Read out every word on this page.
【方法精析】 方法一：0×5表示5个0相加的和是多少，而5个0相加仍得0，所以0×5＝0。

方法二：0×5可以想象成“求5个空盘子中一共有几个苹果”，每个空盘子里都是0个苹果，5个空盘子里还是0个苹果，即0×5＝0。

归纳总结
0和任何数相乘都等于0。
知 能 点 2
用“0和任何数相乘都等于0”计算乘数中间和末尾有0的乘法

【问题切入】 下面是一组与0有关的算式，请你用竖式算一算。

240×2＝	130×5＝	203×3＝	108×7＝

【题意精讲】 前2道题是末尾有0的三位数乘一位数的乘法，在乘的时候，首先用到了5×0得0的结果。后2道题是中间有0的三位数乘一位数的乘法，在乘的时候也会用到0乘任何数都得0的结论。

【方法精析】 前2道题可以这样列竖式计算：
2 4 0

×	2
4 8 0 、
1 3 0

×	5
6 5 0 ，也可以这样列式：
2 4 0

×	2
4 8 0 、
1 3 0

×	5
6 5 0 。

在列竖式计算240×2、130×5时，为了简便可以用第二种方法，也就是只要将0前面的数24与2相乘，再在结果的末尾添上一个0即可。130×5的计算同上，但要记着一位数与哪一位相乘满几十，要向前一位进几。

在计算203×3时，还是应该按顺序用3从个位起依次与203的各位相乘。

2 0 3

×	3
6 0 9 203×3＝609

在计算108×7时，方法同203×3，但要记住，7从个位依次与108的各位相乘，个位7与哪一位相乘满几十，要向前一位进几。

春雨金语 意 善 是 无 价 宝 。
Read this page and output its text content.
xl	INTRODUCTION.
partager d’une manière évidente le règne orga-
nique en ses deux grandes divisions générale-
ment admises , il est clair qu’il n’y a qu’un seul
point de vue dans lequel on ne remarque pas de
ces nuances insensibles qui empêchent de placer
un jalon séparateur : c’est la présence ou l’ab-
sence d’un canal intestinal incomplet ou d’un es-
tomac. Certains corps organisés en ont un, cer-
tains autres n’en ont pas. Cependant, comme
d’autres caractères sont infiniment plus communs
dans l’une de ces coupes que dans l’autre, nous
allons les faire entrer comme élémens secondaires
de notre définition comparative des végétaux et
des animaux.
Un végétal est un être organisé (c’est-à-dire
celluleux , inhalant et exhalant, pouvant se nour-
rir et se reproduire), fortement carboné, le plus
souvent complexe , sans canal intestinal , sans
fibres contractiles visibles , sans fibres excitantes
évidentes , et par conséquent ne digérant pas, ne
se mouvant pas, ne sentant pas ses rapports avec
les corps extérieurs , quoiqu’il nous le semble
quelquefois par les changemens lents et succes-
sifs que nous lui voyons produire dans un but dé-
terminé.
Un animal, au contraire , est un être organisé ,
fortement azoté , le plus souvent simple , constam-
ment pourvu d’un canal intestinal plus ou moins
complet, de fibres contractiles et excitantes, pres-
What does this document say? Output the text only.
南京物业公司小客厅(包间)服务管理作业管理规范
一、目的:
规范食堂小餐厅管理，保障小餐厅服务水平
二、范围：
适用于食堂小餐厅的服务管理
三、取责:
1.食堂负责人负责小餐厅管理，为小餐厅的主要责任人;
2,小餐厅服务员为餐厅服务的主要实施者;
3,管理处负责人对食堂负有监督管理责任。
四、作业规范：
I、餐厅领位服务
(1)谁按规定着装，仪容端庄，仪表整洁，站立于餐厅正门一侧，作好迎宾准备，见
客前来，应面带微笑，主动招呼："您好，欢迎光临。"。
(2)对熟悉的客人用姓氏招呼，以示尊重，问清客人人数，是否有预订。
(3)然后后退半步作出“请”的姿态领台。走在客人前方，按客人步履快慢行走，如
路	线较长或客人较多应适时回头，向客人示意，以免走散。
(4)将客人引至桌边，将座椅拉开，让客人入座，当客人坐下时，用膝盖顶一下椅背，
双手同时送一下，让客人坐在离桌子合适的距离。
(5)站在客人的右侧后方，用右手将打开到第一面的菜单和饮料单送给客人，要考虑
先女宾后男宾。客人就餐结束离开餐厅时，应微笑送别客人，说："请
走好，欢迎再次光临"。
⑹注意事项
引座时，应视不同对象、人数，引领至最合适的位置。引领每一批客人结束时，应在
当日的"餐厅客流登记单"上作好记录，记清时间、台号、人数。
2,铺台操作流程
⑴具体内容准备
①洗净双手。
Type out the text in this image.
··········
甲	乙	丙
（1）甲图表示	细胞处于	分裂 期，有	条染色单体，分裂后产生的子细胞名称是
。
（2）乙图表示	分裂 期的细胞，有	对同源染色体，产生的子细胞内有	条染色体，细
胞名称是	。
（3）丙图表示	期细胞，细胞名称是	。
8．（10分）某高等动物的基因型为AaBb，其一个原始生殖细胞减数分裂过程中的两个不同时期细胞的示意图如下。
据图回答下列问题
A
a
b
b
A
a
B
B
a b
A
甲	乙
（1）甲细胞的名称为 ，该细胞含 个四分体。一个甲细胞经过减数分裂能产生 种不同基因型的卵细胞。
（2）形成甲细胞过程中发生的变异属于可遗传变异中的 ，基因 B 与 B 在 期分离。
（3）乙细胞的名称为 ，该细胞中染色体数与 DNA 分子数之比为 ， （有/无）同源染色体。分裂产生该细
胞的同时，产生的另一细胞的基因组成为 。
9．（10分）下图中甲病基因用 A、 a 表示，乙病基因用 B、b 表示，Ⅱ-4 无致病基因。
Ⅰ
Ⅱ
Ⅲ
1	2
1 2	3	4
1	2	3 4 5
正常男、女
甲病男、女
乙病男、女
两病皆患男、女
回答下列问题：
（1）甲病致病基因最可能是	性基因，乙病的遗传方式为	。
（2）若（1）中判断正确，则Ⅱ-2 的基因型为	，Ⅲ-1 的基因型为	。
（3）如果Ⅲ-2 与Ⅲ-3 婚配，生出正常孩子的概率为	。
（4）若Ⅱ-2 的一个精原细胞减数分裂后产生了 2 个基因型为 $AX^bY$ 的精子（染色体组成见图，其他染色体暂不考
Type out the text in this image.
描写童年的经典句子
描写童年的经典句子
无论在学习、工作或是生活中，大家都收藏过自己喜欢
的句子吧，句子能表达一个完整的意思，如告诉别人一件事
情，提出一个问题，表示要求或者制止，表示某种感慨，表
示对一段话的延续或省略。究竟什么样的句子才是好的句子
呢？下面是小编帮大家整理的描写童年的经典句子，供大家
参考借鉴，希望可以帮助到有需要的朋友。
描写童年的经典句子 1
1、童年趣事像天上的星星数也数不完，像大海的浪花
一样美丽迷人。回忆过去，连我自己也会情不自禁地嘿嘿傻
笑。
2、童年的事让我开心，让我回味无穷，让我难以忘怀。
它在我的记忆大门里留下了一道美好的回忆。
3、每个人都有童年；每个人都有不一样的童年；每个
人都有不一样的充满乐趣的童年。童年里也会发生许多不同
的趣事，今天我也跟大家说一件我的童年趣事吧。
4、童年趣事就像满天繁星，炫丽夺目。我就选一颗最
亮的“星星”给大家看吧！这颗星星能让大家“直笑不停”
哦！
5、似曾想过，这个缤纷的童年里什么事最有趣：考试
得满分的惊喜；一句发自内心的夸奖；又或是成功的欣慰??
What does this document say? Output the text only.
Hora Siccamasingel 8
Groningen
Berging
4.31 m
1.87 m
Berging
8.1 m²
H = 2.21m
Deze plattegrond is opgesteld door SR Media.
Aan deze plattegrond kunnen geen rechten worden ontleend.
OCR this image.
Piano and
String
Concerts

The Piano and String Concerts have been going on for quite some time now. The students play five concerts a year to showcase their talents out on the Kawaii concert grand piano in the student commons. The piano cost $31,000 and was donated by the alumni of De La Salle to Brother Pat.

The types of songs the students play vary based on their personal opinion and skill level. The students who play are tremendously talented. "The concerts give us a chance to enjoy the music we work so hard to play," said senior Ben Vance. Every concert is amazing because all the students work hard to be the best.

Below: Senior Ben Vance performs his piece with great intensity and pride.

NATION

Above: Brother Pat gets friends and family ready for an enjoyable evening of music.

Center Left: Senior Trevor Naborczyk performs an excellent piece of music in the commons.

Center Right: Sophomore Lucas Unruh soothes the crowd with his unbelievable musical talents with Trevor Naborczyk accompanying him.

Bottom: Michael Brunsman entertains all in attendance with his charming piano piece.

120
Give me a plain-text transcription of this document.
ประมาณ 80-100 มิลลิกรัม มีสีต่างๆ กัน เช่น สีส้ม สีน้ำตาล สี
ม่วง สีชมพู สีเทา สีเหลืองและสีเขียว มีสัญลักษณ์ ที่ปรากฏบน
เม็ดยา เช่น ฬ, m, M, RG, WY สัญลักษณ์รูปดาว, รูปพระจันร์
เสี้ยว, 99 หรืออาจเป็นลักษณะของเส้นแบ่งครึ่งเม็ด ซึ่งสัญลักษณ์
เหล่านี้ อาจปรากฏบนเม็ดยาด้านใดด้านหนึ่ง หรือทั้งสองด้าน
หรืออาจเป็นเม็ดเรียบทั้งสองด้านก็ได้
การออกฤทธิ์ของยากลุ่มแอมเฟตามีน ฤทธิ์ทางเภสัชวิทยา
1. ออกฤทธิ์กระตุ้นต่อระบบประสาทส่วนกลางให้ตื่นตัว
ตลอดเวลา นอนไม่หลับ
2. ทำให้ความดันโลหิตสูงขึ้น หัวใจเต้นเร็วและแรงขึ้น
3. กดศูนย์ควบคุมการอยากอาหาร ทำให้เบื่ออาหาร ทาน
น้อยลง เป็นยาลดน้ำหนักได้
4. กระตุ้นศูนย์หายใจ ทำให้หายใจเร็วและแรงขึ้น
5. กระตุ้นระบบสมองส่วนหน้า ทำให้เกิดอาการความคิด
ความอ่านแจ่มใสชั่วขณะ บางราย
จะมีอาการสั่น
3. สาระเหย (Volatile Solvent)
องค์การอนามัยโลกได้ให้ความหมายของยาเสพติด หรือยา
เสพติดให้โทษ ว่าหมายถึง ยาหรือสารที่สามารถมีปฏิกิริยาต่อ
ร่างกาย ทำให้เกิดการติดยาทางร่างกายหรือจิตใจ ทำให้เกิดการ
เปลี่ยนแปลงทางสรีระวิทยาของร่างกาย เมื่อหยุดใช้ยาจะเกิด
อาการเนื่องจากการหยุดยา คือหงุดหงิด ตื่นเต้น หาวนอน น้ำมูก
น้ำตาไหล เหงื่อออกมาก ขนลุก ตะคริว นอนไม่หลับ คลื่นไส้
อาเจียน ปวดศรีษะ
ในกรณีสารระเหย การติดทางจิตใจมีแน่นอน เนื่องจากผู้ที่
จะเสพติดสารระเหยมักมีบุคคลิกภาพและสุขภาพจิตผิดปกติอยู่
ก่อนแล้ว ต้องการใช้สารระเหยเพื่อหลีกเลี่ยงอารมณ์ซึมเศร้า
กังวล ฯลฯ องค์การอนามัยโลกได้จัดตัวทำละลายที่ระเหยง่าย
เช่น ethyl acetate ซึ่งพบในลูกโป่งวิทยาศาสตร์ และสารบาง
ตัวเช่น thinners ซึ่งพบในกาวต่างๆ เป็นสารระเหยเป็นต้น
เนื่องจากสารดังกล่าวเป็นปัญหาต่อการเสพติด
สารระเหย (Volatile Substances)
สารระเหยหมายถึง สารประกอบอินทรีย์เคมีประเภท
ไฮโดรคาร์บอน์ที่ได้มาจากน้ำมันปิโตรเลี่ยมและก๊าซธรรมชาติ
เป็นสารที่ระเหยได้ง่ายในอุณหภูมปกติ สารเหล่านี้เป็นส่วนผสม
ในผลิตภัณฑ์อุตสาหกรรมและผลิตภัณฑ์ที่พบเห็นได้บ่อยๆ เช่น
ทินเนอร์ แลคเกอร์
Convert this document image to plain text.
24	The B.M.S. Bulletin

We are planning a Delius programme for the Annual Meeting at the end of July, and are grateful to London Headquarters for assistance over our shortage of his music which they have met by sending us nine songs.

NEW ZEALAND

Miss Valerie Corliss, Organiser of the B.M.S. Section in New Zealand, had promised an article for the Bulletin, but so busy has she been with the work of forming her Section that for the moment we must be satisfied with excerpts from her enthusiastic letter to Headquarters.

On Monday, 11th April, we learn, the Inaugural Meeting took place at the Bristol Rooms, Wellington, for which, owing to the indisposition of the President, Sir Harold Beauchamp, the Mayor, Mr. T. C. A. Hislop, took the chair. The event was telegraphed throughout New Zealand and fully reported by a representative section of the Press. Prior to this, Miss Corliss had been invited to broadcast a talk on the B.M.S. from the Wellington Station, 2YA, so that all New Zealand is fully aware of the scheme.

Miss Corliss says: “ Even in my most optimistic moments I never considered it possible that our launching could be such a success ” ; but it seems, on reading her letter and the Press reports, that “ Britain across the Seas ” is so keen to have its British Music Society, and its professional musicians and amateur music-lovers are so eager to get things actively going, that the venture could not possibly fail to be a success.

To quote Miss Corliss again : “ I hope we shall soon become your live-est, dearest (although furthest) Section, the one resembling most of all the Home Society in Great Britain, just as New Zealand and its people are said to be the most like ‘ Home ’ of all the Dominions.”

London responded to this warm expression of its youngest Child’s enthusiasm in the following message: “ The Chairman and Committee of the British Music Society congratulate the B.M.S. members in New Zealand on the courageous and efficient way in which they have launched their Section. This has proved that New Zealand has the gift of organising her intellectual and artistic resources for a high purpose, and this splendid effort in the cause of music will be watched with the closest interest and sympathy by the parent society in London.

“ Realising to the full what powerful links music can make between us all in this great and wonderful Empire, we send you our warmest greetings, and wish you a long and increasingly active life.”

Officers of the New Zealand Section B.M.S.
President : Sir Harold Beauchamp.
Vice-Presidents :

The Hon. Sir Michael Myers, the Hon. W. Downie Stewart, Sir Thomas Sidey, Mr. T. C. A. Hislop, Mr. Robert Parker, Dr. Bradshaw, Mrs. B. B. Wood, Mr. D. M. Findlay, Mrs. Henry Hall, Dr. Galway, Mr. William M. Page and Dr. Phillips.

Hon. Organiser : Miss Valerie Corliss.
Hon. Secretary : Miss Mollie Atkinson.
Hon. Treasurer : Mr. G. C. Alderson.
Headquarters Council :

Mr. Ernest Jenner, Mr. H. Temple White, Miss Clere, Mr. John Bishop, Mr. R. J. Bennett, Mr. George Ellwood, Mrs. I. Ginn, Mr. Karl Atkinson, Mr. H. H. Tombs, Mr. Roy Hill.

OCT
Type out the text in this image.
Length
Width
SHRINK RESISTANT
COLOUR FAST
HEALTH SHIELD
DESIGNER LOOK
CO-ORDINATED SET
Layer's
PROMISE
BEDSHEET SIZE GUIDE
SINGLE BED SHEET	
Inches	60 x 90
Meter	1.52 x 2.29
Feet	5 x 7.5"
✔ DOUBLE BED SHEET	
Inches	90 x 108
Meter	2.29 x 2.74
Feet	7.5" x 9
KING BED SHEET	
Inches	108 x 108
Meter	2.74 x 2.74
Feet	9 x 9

○ ○ ○

= Instruction =
Reply with only the number of lines in the material above where the string "ทำให" appears.

= Written answer =
5